TO BE DONE:
Extract the entries in their exact form.

Data entries:
• • • • •
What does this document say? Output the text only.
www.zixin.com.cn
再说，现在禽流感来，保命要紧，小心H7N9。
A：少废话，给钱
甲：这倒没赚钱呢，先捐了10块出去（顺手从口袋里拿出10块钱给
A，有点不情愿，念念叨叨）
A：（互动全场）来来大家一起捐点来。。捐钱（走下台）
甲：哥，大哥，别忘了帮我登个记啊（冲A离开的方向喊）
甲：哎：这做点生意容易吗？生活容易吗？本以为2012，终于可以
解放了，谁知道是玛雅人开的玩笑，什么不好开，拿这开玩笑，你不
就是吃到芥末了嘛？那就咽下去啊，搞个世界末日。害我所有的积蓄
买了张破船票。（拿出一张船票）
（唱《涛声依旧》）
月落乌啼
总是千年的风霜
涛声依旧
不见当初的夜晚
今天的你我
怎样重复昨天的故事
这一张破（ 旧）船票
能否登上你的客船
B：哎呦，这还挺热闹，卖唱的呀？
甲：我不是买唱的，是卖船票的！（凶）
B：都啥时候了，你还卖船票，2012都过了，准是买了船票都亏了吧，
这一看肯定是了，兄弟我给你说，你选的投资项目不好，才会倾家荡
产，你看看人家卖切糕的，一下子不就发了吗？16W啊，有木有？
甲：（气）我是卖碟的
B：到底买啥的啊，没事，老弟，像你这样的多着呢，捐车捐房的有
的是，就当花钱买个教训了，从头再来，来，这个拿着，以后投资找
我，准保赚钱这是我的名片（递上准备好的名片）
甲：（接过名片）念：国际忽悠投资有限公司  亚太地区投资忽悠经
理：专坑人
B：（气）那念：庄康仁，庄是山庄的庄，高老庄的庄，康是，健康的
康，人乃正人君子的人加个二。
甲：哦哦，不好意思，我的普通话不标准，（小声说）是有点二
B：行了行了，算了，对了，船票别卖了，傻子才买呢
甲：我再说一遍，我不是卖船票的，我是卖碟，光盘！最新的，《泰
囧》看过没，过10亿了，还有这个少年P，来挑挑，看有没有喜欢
• • • • •
THE ANSWER:
What does this document say? Output the text only.
www.zixin.com.cn
再说，现在禽流感来，保命要紧，小心H7N9。
A：少废话，给钱
甲：这倒没赚钱呢，先捐了10块出去（顺手从口袋里拿出10块钱给
A，有点不情愿，念念叨叨）
A：（互动全场）来来大家一起捐点来。。捐钱（走下台）
甲：哥，大哥，别忘了帮我登个记啊（冲A离开的方向喊）
甲：哎：这做点生意容易吗？生活容易吗？本以为2012，终于可以
解放了，谁知道是玛雅人开的玩笑，什么不好开，拿这开玩笑，你不
就是吃到芥末了嘛？那就咽下去啊，搞个世界末日。害我所有的积蓄
买了张破船票。（拿出一张船票）
（唱《涛声依旧》）
月落乌啼
总是千年的风霜
涛声依旧
不见当初的夜晚
今天的你我
怎样重复昨天的故事
这一张破（ 旧）船票
能否登上你的客船
B：哎呦，这还挺热闹，卖唱的呀？
甲：我不是买唱的，是卖船票的！（凶）
B：都啥时候了，你还卖船票，2012都过了，准是买了船票都亏了吧，
这一看肯定是了，兄弟我给你说，你选的投资项目不好，才会倾家荡
产，你看看人家卖切糕的，一下子不就发了吗？16W啊，有木有？
甲：（气）我是卖碟的
B：到底买啥的啊，没事，老弟，像你这样的多着呢，捐车捐房的有
的是，就当花钱买个教训了，从头再来，来，这个拿着，以后投资找
我，准保赚钱这是我的名片（递上准备好的名片）
甲：（接过名片）念：国际忽悠投资有限公司  亚太地区投资忽悠经
理：专坑人
B：（气）那念：庄康仁，庄是山庄的庄，高老庄的庄，康是，健康的
康，人乃正人君子的人加个二。
甲：哦哦，不好意思，我的普通话不标准，（小声说）是有点二
B：行了行了，算了，对了，船票别卖了，傻子才买呢
甲：我再说一遍，我不是卖船票的，我是卖碟，光盘！最新的，《泰
囧》看过没，过10亿了，还有这个少年P，来挑挑，看有没有喜欢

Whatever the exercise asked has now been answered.